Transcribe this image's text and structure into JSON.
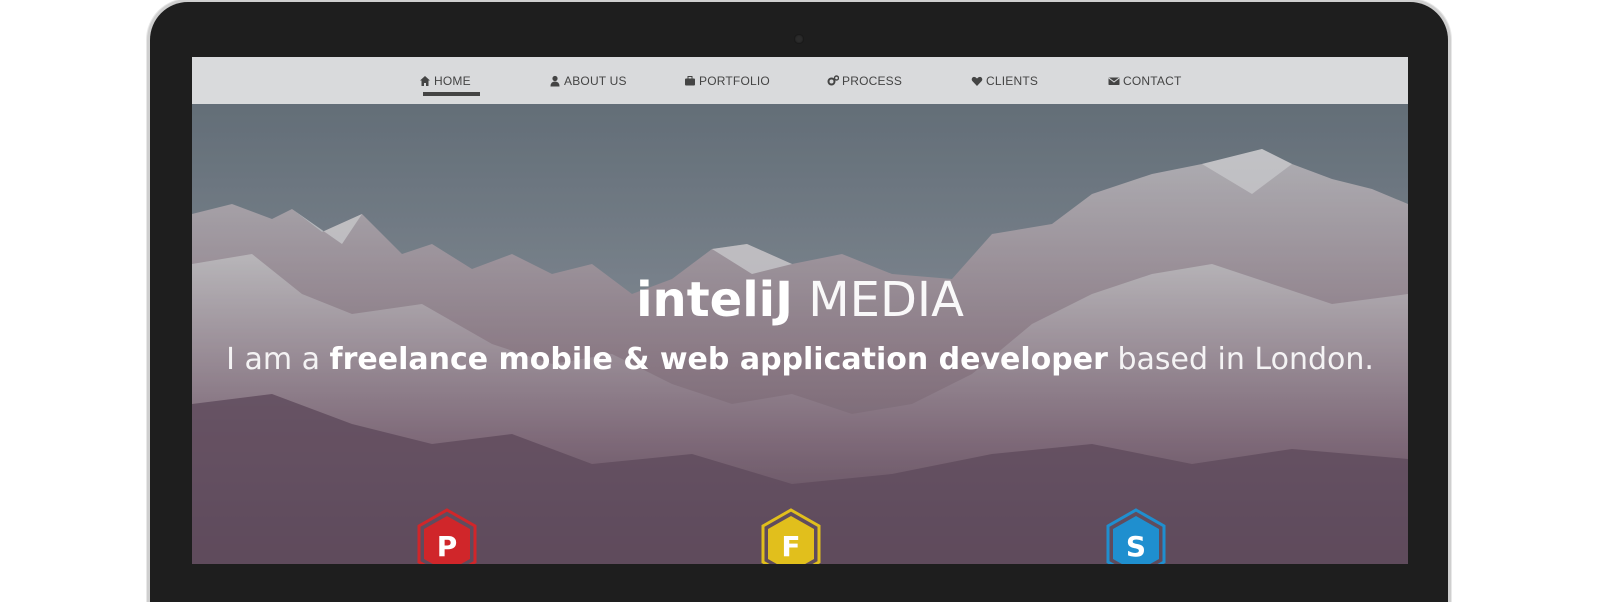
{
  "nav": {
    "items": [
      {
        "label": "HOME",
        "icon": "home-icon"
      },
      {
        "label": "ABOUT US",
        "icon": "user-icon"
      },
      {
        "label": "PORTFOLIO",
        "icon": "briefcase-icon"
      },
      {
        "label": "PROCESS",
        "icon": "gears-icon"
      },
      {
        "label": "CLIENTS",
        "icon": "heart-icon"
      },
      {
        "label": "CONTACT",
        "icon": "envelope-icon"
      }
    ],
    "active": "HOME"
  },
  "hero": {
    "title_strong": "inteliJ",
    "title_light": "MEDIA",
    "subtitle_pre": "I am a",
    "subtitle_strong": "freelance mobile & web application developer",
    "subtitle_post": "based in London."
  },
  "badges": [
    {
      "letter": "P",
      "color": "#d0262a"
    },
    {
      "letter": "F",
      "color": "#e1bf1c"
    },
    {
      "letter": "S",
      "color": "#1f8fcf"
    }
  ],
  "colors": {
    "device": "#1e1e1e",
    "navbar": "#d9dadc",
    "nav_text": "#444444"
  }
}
————————
All of the records need repeating exactly, except for the pictures.

-- RESPONSE TO THIS TASK --
Transcribe this image's text and structure into JSON.
{
  "nav": {
    "items": [
      {
        "label": "HOME",
        "icon": "home-icon"
      },
      {
        "label": "ABOUT US",
        "icon": "user-icon"
      },
      {
        "label": "PORTFOLIO",
        "icon": "briefcase-icon"
      },
      {
        "label": "PROCESS",
        "icon": "gears-icon"
      },
      {
        "label": "CLIENTS",
        "icon": "heart-icon"
      },
      {
        "label": "CONTACT",
        "icon": "envelope-icon"
      }
    ],
    "active": "HOME"
  },
  "hero": {
    "title_strong": "inteliJ",
    "title_light": "MEDIA",
    "subtitle_pre": "I am a",
    "subtitle_strong": "freelance mobile & web application developer",
    "subtitle_post": "based in London."
  },
  "badges": [
    {
      "letter": "P",
      "color": "#d0262a"
    },
    {
      "letter": "F",
      "color": "#e1bf1c"
    },
    {
      "letter": "S",
      "color": "#1f8fcf"
    }
  ],
  "colors": {
    "device": "#1e1e1e",
    "navbar": "#d9dadc",
    "nav_text": "#444444"
  }
}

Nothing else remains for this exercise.